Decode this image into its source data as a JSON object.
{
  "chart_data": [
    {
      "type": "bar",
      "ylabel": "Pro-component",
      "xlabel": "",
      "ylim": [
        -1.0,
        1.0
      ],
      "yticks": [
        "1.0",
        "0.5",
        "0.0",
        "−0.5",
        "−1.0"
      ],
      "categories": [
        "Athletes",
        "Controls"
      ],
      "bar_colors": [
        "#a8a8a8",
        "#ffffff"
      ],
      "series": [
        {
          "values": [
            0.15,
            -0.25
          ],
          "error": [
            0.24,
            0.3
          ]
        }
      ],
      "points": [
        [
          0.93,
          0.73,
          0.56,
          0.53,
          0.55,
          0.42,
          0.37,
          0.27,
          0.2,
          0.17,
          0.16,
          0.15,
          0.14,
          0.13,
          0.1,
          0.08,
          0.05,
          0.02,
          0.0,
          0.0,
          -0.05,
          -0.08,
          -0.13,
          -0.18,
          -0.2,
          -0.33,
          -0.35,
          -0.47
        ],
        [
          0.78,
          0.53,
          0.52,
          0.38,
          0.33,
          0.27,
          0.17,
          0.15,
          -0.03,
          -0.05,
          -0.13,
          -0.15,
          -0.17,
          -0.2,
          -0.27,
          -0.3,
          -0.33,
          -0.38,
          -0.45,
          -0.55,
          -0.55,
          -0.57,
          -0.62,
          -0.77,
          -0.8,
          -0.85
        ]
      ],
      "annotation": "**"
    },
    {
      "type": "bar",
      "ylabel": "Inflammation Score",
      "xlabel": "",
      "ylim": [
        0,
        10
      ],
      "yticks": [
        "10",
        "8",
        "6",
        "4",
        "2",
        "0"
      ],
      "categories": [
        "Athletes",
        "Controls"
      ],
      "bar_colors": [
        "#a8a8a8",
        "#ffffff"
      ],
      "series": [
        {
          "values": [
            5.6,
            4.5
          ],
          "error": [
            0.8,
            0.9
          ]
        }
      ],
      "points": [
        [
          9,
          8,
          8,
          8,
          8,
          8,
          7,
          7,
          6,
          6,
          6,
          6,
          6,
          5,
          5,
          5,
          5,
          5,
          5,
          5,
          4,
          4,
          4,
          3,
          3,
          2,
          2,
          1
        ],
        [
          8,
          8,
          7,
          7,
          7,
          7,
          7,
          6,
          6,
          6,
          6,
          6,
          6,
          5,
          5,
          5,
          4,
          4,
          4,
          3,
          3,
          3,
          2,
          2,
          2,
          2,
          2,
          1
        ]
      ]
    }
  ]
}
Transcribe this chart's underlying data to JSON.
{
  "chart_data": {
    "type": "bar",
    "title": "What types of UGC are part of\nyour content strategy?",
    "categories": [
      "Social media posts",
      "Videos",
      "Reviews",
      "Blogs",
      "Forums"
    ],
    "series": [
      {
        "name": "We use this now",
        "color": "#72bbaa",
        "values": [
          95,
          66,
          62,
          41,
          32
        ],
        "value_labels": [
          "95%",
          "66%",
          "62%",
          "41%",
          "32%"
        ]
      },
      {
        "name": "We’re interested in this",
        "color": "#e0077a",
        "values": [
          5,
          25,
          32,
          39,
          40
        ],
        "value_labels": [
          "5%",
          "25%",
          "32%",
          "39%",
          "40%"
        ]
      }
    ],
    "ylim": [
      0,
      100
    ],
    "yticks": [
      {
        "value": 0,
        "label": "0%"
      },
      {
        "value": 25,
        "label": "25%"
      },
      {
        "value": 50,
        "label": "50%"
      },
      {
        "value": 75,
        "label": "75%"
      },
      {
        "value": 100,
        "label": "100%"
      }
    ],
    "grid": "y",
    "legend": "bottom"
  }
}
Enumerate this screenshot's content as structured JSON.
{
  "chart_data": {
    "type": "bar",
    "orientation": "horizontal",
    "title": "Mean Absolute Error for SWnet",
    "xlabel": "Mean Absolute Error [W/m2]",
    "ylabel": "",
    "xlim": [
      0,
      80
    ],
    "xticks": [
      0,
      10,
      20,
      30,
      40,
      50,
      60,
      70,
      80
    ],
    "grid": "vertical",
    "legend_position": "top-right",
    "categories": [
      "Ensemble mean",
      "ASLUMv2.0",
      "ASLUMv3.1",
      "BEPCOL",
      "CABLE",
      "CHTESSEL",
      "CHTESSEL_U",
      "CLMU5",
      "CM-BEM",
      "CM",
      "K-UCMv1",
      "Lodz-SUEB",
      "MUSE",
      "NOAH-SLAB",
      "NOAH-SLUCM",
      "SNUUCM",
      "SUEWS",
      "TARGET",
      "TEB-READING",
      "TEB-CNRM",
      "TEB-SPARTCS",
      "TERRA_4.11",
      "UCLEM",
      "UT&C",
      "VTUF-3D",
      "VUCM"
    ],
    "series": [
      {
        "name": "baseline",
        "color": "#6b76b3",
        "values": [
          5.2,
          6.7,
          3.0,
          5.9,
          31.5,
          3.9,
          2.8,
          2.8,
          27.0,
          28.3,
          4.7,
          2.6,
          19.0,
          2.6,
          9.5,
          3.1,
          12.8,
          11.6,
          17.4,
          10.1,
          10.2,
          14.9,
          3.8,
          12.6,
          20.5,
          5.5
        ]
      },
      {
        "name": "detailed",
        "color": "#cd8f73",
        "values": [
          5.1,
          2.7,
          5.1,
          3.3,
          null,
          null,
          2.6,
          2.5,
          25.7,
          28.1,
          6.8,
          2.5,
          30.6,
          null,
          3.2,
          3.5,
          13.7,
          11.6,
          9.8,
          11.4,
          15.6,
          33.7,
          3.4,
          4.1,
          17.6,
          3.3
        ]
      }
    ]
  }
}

- _YOUR OBJECTIVE_
Every entry should be output exactly as written, please.

- _OUTPUT FOR THIS EXERCISE_
Decode this image into its source data as a JSON object.
{
  "chart_data": [
    {
      "type": "bar",
      "ylabel": "Pro-component",
      "xlabel": "",
      "ylim": [
        -1.0,
        1.0
      ],
      "yticks": [
        "1.0",
        "0.5",
        "0.0",
        "−0.5",
        "−1.0"
      ],
      "categories": [
        "Athletes",
        "Controls"
      ],
      "bar_colors": [
        "#a8a8a8",
        "#ffffff"
      ],
      "series": [
        {
          "values": [
            0.15,
            -0.25
          ],
          "error": [
            0.24,
            0.3
          ]
        }
      ],
      "points": [
        [
          0.93,
          0.73,
          0.56,
          0.53,
          0.55,
          0.42,
          0.37,
          0.27,
          0.2,
          0.17,
          0.16,
          0.15,
          0.14,
          0.13,
          0.1,
          0.08,
          0.05,
          0.02,
          0.0,
          0.0,
          -0.05,
          -0.08,
          -0.13,
          -0.18,
          -0.2,
          -0.33,
          -0.35,
          -0.47
        ],
        [
          0.78,
          0.53,
          0.52,
          0.38,
          0.33,
          0.27,
          0.17,
          0.15,
          -0.03,
          -0.05,
          -0.13,
          -0.15,
          -0.17,
          -0.2,
          -0.27,
          -0.3,
          -0.33,
          -0.38,
          -0.45,
          -0.55,
          -0.55,
          -0.57,
          -0.62,
          -0.77,
          -0.8,
          -0.85
        ]
      ],
      "annotation": "**"
    },
    {
      "type": "bar",
      "ylabel": "Inflammation Score",
      "xlabel": "",
      "ylim": [
        0,
        10
      ],
      "yticks": [
        "10",
        "8",
        "6",
        "4",
        "2",
        "0"
      ],
      "categories": [
        "Athletes",
        "Controls"
      ],
      "bar_colors": [
        "#a8a8a8",
        "#ffffff"
      ],
      "series": [
        {
          "values": [
            5.6,
            4.5
          ],
          "error": [
            0.8,
            0.9
          ]
        }
      ],
      "points": [
        [
          9,
          8,
          8,
          8,
          8,
          8,
          7,
          7,
          6,
          6,
          6,
          6,
          6,
          5,
          5,
          5,
          5,
          5,
          5,
          5,
          4,
          4,
          4,
          3,
          3,
          2,
          2,
          1
        ],
        [
          8,
          8,
          7,
          7,
          7,
          7,
          7,
          6,
          6,
          6,
          6,
          6,
          6,
          5,
          5,
          5,
          4,
          4,
          4,
          3,
          3,
          3,
          2,
          2,
          2,
          2,
          2,
          1
        ]
      ]
    }
  ]
}
Transcribe this chart's underlying data to JSON.
{
  "chart_data": {
    "type": "bar",
    "title": "What types of UGC are part of\nyour content strategy?",
    "categories": [
      "Social media posts",
      "Videos",
      "Reviews",
      "Blogs",
      "Forums"
    ],
    "series": [
      {
        "name": "We use this now",
        "color": "#72bbaa",
        "values": [
          95,
          66,
          62,
          41,
          32
        ],
        "value_labels": [
          "95%",
          "66%",
          "62%",
          "41%",
          "32%"
        ]
      },
      {
        "name": "We’re interested in this",
        "color": "#e0077a",
        "values": [
          5,
          25,
          32,
          39,
          40
        ],
        "value_labels": [
          "5%",
          "25%",
          "32%",
          "39%",
          "40%"
        ]
      }
    ],
    "ylim": [
      0,
      100
    ],
    "yticks": [
      {
        "value": 0,
        "label": "0%"
      },
      {
        "value": 25,
        "label": "25%"
      },
      {
        "value": 50,
        "label": "50%"
      },
      {
        "value": 75,
        "label": "75%"
      },
      {
        "value": 100,
        "label": "100%"
      }
    ],
    "grid": "y",
    "legend": "bottom"
  }
}
Enumerate this screenshot's content as structured JSON.
{
  "chart_data": {
    "type": "bar",
    "orientation": "horizontal",
    "title": "Mean Absolute Error for SWnet",
    "xlabel": "Mean Absolute Error [W/m2]",
    "ylabel": "",
    "xlim": [
      0,
      80
    ],
    "xticks": [
      0,
      10,
      20,
      30,
      40,
      50,
      60,
      70,
      80
    ],
    "grid": "vertical",
    "legend_position": "top-right",
    "categories": [
      "Ensemble mean",
      "ASLUMv2.0",
      "ASLUMv3.1",
      "BEPCOL",
      "CABLE",
      "CHTESSEL",
      "CHTESSEL_U",
      "CLMU5",
      "CM-BEM",
      "CM",
      "K-UCMv1",
      "Lodz-SUEB",
      "MUSE",
      "NOAH-SLAB",
      "NOAH-SLUCM",
      "SNUUCM",
      "SUEWS",
      "TARGET",
      "TEB-READING",
      "TEB-CNRM",
      "TEB-SPARTCS",
      "TERRA_4.11",
      "UCLEM",
      "UT&C",
      "VTUF-3D",
      "VUCM"
    ],
    "series": [
      {
        "name": "baseline",
        "color": "#6b76b3",
        "values": [
          5.2,
          6.7,
          3.0,
          5.9,
          31.5,
          3.9,
          2.8,
          2.8,
          27.0,
          28.3,
          4.7,
          2.6,
          19.0,
          2.6,
          9.5,
          3.1,
          12.8,
          11.6,
          17.4,
          10.1,
          10.2,
          14.9,
          3.8,
          12.6,
          20.5,
          5.5
        ]
      },
      {
        "name": "detailed",
        "color": "#cd8f73",
        "values": [
          5.1,
          2.7,
          5.1,
          3.3,
          null,
          null,
          2.6,
          2.5,
          25.7,
          28.1,
          6.8,
          2.5,
          30.6,
          null,
          3.2,
          3.5,
          13.7,
          11.6,
          9.8,
          11.4,
          15.6,
          33.7,
          3.4,
          4.1,
          17.6,
          3.3
        ]
      }
    ]
  }
}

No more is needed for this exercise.